* **Excerpted records**:
_ _ _ _ _

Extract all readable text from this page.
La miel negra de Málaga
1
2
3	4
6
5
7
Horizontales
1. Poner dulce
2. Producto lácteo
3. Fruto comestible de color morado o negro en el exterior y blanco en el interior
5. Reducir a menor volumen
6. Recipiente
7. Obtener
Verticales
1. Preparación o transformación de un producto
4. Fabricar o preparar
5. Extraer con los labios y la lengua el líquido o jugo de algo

_ _ _ _ _

* **Job**:
The records above should be returned exactly.

* **Answer in full**:
Extract all readable text from this page.
La miel negra de Málaga
1
2
3	4
6
5
7
Horizontales
1. Poner dulce
2. Producto lácteo
3. Fruto comestible de color morado o negro en el exterior y blanco en el interior
5. Reducir a menor volumen
6. Recipiente
7. Obtener
Verticales
1. Preparación o transformación de un producto
4. Fabricar o preparar
5. Extraer con los labios y la lengua el líquido o jugo de algo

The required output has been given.